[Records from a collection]
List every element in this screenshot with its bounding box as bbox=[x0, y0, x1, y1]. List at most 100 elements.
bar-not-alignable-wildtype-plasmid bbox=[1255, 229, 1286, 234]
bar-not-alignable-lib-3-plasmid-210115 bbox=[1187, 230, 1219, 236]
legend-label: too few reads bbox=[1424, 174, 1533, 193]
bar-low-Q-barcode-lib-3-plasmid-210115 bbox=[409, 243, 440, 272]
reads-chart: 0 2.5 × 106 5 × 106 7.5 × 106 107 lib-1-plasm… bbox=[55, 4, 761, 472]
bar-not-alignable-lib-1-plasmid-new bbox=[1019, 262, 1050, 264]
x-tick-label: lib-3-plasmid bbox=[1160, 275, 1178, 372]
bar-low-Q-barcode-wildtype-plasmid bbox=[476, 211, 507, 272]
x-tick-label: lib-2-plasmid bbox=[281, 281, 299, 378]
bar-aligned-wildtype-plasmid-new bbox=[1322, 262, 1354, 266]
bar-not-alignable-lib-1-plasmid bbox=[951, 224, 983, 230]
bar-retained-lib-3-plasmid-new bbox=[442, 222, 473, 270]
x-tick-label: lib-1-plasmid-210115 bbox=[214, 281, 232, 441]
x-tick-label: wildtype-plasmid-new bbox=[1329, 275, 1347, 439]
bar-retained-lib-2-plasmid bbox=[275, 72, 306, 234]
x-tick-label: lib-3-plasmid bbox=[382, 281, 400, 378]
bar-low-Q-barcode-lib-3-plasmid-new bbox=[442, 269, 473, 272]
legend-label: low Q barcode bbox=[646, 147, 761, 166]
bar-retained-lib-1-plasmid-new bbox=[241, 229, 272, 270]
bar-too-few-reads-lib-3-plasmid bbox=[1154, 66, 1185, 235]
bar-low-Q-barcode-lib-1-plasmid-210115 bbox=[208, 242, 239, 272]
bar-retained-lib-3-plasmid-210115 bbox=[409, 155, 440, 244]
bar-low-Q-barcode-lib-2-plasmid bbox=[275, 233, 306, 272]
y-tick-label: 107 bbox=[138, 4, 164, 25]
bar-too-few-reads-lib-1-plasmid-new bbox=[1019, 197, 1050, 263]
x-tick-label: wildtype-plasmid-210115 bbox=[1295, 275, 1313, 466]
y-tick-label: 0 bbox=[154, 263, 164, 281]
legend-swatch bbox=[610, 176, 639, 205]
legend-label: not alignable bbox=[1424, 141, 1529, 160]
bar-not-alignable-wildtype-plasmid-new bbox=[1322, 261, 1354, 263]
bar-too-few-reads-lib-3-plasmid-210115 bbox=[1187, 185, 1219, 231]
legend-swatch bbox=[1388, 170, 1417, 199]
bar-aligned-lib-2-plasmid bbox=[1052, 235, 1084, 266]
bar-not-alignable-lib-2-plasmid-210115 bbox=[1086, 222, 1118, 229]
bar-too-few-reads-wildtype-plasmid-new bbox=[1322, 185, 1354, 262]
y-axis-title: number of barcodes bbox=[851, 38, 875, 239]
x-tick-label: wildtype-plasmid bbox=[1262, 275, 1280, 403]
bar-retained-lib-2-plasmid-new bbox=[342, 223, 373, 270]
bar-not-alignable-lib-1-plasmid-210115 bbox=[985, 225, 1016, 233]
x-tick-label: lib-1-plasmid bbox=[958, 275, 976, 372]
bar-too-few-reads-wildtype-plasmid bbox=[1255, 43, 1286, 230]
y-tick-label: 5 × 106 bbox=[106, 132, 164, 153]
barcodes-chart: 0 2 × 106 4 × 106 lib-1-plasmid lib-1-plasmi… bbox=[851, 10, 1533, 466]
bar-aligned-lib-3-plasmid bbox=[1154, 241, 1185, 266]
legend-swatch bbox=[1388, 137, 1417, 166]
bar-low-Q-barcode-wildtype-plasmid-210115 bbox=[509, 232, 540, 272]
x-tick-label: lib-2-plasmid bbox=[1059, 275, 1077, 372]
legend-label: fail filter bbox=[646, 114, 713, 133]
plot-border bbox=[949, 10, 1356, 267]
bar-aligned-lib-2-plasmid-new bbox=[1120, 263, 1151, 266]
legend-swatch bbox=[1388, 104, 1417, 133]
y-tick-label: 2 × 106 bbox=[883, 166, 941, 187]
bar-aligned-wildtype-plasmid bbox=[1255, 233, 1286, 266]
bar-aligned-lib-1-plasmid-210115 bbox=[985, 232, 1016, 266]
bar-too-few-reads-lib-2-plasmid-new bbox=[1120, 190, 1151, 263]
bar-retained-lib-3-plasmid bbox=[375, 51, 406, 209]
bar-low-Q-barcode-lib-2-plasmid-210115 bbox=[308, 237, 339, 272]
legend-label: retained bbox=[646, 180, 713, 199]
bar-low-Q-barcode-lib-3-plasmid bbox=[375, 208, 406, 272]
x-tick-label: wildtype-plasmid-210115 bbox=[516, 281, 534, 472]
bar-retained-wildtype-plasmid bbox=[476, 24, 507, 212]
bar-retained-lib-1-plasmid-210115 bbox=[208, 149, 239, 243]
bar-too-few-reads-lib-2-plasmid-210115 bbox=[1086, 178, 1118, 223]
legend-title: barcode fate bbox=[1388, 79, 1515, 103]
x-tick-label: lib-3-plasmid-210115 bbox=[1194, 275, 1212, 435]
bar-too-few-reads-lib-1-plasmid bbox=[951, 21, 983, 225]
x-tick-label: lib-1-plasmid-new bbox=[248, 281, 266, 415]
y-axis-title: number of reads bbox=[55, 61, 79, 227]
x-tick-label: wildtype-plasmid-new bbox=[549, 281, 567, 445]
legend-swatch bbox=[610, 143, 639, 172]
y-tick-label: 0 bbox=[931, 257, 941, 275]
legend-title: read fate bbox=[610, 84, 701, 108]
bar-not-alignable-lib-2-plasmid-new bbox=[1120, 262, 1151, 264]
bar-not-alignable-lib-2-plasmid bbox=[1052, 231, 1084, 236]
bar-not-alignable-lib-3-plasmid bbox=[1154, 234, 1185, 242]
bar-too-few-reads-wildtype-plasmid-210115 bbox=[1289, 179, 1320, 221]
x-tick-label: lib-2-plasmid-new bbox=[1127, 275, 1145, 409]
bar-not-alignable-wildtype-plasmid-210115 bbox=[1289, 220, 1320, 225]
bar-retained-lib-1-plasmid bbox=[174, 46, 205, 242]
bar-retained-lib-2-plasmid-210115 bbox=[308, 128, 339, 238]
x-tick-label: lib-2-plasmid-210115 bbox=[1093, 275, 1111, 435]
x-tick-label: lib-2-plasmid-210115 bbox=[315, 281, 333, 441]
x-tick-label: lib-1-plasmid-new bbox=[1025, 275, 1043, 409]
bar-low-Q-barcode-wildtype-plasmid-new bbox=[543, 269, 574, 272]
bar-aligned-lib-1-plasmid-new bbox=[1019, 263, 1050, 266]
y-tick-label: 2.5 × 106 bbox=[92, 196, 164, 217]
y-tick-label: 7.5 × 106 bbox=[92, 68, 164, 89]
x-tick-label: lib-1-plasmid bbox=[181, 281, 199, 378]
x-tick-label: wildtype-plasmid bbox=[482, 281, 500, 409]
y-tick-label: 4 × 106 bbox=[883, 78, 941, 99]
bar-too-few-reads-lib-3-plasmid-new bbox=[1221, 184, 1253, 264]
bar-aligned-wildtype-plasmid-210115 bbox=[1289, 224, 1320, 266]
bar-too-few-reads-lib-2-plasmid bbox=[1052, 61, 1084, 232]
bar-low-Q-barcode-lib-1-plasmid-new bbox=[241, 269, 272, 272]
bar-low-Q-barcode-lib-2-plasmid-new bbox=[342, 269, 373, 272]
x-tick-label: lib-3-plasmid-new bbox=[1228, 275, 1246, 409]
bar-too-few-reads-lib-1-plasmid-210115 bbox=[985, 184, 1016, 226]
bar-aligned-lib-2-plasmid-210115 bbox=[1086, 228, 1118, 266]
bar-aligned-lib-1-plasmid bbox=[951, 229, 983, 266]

### Goal
Reproduce verbatim every line of the entries above, from the first line up to and including the line that contains "x-tick-label: lib-3-plasmid bbox=[1160, 275, 1178, 372]".

### Answer to this task
List every element in this screenshot with its bounding box as bbox=[x0, y0, x1, y1]. List at most 100 elements.
bar-not-alignable-wildtype-plasmid bbox=[1255, 229, 1286, 234]
bar-not-alignable-lib-3-plasmid-210115 bbox=[1187, 230, 1219, 236]
legend-label: too few reads bbox=[1424, 174, 1533, 193]
bar-low-Q-barcode-lib-3-plasmid-210115 bbox=[409, 243, 440, 272]
reads-chart: 0 2.5 × 106 5 × 106 7.5 × 106 107 lib-1-plasm… bbox=[55, 4, 761, 472]
bar-not-alignable-lib-1-plasmid-new bbox=[1019, 262, 1050, 264]
x-tick-label: lib-3-plasmid bbox=[1160, 275, 1178, 372]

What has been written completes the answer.